--- start of Document segment ---
We have been lucky enough to gain permission from Glasgow’s Mitchell Library to survey all the books in their ‘Poets’ Corner’ collection of Scottish poetry, volume by volume and shelf by shelf. As a contribution to our partnership with the Mitchell, we are recording basic information on each book for them, and along the way finding treasures for the ‘Piston, Pen & Press’ database. In less than a full week’s work, I have recorded over 800 single-author books or pamphlets, and over 250 anthologies, translations, or other works. The earliest work in the list is from 1701. The latest, so far, is from 1961.
--- end of Document segment ---
= Exercise prompt =
According to the text about the Poets' Corner survey, what is the date of the earliest work in the list? The listing that comes next is separate material, not part of the text.
--- start of Provided material ---
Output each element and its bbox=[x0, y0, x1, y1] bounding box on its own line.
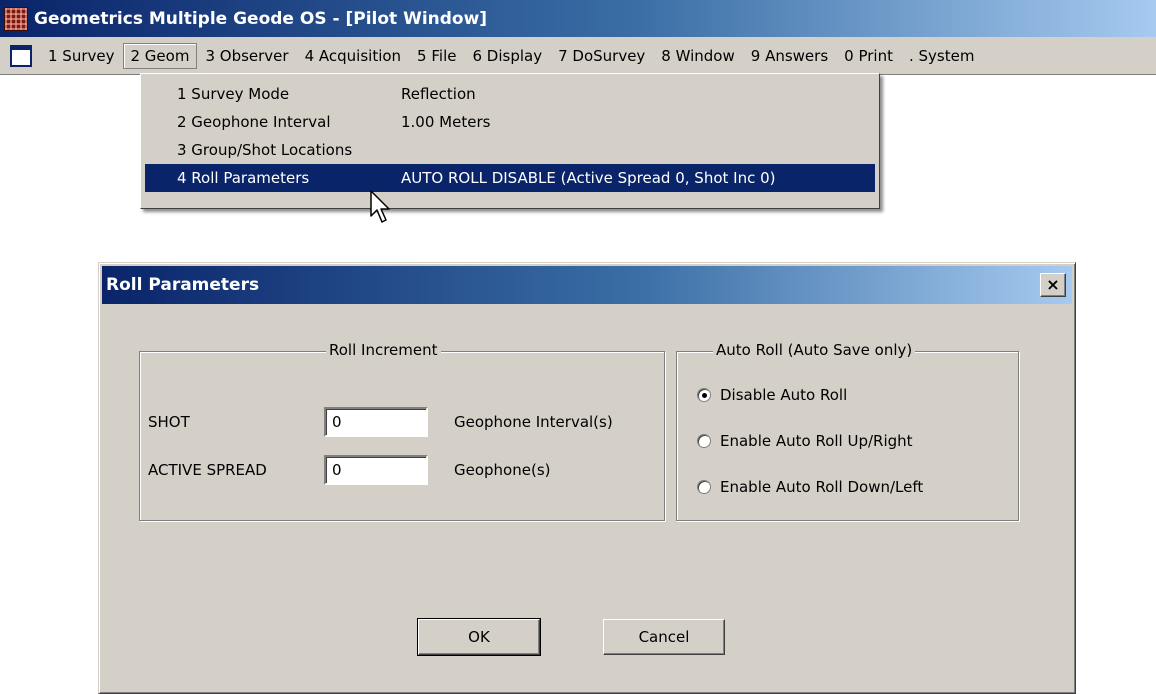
--- end of Provided material ---
= Solution =
1701